Stored data:
....

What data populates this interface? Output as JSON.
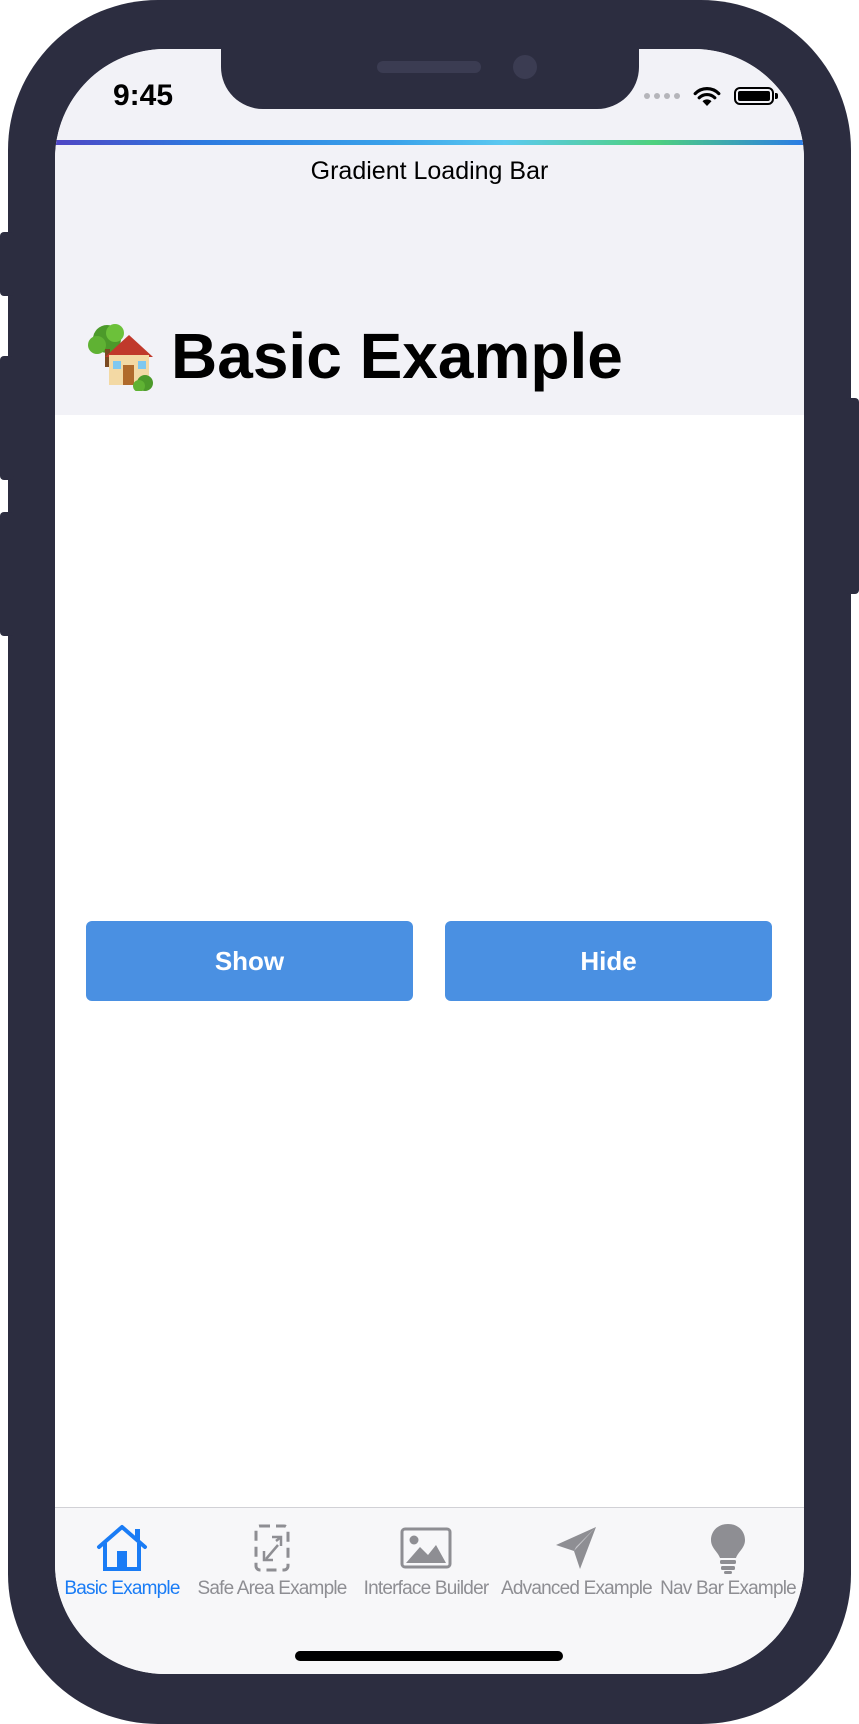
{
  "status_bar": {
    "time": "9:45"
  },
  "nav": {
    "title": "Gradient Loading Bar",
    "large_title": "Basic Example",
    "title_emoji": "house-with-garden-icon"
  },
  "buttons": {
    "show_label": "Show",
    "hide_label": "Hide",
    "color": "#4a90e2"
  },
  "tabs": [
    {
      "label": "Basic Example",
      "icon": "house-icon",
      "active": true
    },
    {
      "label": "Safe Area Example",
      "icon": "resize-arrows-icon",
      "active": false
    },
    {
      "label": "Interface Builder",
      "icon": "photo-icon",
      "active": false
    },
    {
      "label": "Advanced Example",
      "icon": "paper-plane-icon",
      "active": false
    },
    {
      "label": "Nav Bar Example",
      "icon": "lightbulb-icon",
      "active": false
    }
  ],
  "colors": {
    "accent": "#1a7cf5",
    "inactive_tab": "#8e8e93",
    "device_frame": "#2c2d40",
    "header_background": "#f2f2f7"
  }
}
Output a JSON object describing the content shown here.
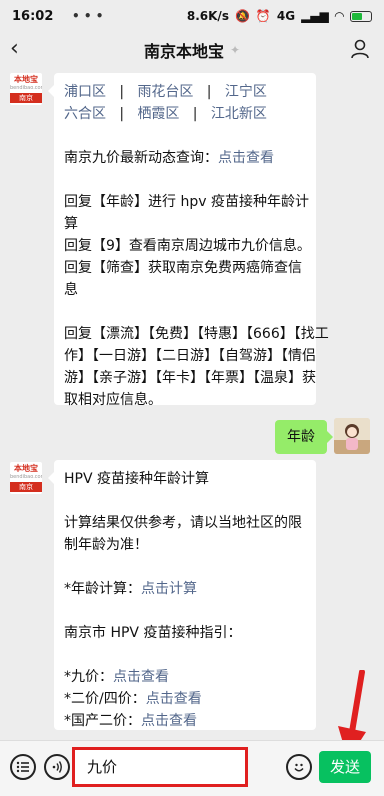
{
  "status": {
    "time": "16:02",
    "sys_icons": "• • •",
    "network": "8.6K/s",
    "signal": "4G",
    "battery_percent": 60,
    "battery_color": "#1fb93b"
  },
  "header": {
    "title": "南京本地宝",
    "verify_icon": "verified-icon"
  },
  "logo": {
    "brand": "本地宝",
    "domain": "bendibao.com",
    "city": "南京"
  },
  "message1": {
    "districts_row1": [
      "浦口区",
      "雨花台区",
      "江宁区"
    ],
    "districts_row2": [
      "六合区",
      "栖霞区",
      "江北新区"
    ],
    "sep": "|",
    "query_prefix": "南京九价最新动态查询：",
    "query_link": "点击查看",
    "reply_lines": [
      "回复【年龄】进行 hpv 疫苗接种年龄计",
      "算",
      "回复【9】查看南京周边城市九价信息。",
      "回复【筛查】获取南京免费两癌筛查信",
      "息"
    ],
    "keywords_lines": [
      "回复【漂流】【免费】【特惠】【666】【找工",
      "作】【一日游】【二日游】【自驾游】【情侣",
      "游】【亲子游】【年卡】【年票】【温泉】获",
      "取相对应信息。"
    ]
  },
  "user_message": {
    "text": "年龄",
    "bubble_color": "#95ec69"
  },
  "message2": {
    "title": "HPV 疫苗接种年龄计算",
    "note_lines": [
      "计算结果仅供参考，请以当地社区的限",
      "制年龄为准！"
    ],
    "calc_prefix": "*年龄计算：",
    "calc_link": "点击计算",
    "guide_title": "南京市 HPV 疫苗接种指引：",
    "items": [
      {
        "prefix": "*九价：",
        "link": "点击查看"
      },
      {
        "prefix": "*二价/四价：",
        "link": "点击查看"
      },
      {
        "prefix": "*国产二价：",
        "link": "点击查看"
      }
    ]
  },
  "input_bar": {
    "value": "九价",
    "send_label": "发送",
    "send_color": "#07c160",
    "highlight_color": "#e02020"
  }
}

....

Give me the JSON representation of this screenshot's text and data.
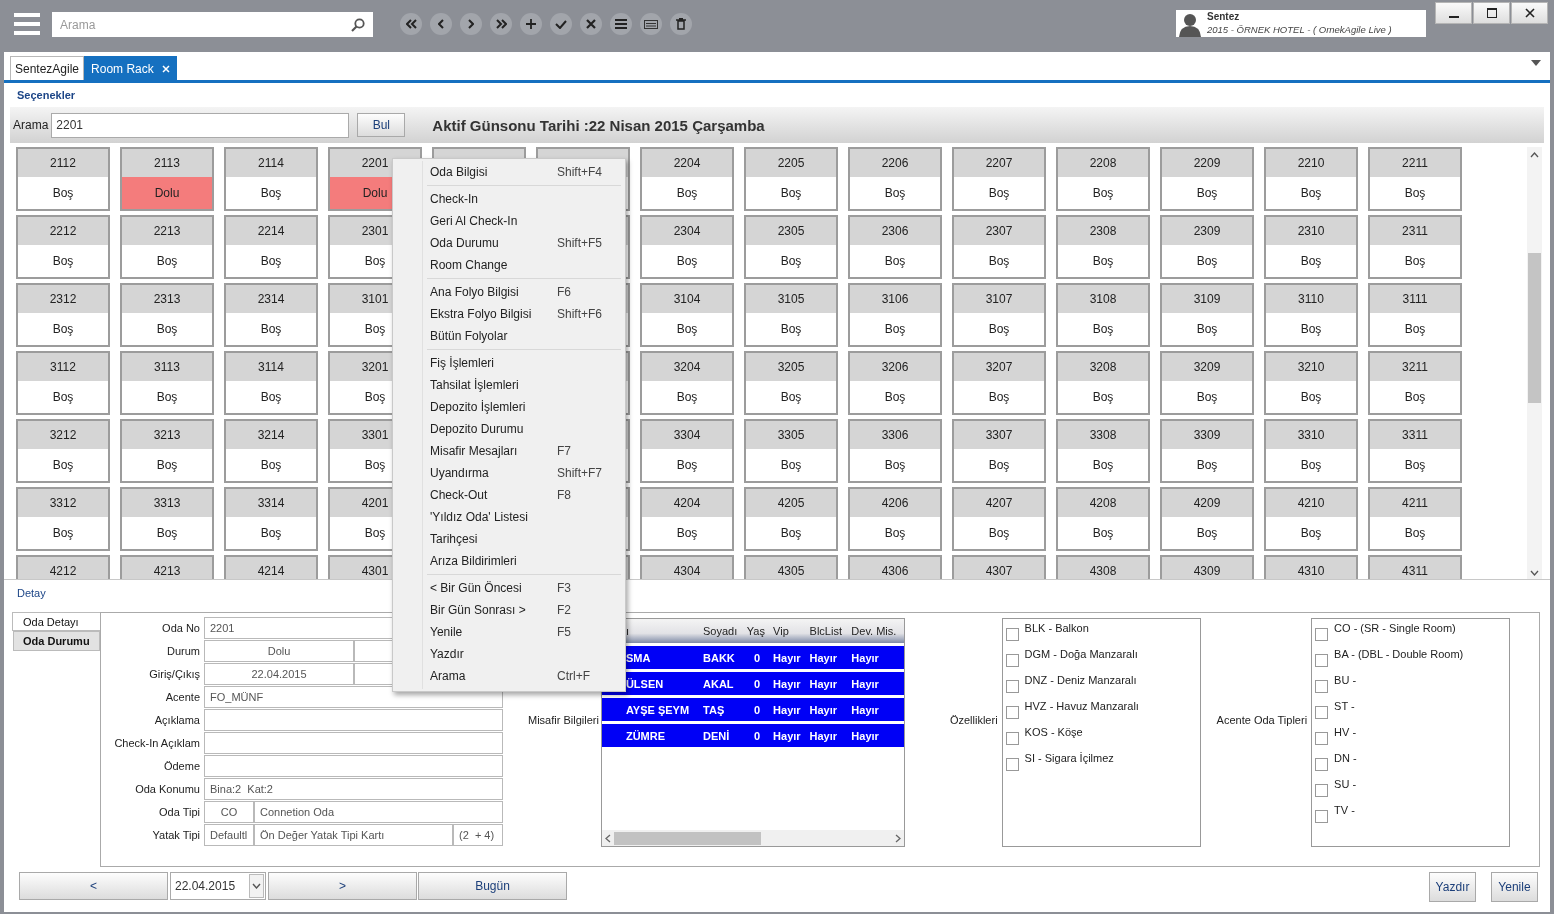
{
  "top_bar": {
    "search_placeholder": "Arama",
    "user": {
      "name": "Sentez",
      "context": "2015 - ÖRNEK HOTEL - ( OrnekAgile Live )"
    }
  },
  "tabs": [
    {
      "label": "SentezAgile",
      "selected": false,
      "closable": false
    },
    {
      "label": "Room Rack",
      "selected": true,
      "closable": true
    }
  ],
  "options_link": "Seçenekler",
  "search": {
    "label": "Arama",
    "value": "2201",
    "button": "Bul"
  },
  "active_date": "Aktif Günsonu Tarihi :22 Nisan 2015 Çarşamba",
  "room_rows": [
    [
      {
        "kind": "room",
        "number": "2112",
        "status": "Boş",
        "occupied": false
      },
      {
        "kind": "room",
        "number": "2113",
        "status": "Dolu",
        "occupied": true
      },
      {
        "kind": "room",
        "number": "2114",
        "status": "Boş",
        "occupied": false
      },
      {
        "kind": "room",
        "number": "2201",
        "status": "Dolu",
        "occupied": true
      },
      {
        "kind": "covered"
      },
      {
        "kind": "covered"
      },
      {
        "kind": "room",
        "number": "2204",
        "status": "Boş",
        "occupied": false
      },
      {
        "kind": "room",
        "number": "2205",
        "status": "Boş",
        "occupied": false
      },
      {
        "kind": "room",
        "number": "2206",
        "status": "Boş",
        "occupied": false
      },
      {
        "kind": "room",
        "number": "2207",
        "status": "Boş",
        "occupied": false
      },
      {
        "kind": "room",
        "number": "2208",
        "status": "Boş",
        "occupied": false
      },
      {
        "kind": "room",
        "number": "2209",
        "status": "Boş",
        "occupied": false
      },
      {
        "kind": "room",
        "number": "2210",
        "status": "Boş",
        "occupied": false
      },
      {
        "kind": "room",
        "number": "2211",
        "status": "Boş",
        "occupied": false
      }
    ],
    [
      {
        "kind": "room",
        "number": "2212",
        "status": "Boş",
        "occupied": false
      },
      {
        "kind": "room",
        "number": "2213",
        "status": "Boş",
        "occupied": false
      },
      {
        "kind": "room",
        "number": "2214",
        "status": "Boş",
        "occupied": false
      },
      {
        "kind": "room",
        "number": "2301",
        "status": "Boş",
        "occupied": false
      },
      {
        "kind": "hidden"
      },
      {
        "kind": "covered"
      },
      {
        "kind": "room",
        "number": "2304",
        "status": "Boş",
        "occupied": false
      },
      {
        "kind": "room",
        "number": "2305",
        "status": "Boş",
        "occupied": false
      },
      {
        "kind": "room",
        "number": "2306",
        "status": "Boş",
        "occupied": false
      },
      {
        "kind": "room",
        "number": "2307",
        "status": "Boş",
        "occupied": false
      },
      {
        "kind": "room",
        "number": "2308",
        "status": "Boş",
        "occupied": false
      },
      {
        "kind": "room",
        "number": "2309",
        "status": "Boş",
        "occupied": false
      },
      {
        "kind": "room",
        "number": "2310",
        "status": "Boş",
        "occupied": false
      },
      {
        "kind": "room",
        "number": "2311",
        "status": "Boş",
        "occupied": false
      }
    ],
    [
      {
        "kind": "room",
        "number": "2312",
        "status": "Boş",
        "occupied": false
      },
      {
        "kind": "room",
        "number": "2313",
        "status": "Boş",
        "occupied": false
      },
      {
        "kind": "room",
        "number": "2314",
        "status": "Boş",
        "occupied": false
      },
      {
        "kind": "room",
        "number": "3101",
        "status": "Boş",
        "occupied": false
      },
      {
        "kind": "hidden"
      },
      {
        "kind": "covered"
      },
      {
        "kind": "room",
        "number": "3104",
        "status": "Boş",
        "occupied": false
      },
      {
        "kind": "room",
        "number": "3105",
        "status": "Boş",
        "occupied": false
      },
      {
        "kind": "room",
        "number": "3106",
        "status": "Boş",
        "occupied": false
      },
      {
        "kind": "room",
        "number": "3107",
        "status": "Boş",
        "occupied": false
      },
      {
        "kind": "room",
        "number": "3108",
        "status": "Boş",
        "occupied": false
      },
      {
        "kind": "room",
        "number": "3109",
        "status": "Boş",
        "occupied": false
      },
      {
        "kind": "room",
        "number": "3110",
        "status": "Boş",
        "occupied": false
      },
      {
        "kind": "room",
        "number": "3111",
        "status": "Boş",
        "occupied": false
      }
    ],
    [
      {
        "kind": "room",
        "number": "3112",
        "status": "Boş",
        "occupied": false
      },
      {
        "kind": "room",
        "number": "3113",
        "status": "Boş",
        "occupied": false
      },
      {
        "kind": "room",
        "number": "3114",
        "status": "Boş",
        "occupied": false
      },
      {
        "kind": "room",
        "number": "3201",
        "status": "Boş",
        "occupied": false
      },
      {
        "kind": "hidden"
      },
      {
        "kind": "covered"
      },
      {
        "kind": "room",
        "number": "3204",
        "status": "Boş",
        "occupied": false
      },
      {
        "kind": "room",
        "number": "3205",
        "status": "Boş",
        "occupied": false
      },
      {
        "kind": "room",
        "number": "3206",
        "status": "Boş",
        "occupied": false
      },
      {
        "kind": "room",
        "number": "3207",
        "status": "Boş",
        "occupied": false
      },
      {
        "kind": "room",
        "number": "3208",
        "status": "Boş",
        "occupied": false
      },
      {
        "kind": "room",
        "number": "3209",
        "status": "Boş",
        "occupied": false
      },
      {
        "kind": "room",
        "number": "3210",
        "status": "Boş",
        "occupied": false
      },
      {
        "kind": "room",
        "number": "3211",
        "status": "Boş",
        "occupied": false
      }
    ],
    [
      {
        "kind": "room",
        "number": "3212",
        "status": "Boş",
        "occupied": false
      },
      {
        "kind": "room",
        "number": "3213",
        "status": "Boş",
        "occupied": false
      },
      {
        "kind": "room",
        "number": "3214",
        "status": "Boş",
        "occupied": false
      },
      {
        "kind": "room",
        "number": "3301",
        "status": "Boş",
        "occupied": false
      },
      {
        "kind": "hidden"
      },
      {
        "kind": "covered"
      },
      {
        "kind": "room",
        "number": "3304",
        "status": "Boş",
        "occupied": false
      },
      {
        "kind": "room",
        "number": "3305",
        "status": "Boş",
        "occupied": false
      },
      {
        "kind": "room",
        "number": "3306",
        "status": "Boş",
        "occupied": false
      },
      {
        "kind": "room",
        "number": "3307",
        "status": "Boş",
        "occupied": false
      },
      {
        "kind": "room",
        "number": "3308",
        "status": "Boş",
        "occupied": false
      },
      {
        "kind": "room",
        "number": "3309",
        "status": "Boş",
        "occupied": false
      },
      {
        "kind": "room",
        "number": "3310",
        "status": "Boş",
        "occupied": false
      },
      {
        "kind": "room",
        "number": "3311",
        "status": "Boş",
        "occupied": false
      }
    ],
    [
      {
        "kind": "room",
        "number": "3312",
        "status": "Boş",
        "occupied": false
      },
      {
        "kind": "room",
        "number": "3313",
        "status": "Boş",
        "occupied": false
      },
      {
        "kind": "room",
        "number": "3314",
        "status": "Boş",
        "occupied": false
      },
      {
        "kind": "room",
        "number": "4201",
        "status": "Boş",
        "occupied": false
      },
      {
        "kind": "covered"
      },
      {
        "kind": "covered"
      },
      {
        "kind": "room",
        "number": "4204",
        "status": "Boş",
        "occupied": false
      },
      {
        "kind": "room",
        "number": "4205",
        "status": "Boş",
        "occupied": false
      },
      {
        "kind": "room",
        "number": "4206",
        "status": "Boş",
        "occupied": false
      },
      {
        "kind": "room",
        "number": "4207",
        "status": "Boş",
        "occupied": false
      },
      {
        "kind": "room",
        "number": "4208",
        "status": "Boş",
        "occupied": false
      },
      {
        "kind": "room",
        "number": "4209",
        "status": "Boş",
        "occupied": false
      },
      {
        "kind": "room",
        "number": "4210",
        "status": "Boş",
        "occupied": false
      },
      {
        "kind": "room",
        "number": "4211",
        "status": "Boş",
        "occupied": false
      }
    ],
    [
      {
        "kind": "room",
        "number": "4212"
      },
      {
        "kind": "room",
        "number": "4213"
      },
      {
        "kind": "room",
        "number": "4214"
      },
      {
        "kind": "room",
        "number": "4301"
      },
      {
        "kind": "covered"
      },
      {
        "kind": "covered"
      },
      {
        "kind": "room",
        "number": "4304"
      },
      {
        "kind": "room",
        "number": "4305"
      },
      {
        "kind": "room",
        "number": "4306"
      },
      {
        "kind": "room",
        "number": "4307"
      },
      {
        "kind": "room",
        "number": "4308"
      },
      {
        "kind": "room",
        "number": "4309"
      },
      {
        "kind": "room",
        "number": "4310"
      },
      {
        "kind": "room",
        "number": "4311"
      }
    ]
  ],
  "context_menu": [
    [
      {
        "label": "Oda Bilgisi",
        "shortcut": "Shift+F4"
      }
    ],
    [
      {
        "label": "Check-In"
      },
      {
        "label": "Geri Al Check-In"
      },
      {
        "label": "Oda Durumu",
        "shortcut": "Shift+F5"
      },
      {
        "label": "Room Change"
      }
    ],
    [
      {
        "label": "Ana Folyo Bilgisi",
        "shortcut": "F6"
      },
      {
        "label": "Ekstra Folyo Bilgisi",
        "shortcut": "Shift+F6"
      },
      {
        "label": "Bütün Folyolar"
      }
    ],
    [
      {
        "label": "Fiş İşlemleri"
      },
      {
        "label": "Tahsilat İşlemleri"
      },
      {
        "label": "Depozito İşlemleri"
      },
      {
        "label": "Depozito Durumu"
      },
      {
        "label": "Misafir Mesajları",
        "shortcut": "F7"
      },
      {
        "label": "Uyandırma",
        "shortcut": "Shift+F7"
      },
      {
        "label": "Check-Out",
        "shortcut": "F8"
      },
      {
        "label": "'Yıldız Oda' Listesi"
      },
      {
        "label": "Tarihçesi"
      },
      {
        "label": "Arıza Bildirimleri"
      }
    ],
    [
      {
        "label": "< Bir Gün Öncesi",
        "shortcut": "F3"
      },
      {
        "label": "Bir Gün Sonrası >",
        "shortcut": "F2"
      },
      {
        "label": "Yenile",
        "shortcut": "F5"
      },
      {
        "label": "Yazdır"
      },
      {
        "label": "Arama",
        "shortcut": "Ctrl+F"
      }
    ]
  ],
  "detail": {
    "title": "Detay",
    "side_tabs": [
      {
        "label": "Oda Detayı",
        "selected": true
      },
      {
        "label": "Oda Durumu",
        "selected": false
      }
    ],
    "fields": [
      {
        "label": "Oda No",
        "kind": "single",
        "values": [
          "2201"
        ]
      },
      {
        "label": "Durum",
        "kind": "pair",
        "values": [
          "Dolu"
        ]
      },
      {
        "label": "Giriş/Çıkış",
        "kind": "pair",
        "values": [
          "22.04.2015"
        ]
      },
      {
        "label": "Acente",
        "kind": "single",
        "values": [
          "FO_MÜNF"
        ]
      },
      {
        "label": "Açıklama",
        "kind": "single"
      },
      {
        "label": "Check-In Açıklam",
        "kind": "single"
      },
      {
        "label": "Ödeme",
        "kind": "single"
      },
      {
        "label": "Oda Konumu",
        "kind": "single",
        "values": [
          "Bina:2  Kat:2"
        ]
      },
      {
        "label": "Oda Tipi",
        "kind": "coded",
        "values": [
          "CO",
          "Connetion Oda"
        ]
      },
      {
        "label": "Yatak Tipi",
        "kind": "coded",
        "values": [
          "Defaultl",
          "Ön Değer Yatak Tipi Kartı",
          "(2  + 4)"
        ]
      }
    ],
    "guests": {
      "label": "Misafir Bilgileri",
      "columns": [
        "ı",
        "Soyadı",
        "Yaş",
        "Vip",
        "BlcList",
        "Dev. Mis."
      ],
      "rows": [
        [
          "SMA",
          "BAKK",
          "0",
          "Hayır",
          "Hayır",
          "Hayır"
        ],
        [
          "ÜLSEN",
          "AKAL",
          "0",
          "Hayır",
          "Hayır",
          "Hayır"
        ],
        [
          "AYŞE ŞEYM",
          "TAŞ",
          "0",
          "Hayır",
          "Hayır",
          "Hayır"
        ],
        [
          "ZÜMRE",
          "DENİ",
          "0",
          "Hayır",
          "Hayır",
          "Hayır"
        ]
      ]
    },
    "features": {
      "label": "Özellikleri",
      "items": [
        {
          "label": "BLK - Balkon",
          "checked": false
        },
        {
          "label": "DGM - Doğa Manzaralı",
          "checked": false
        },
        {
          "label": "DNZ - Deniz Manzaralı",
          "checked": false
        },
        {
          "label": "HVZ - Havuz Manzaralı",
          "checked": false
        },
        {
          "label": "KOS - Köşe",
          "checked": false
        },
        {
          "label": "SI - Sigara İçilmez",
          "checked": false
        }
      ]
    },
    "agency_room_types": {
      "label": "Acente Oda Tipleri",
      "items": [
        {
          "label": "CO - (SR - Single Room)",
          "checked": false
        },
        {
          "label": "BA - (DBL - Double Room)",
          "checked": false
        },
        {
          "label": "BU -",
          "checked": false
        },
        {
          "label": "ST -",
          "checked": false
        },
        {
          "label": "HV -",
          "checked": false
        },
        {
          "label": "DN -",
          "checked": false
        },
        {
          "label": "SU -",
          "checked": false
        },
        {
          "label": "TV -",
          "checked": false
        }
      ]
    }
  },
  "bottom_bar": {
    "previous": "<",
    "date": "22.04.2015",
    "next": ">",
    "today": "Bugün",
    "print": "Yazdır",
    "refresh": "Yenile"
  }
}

....

(AIM) Out of the material above, gather each line where "Yatak" appears.

(FULL OUTPUT)
        "label": "Yatak Tipi",
          "Ön Değer Yatak Tipi Kartı",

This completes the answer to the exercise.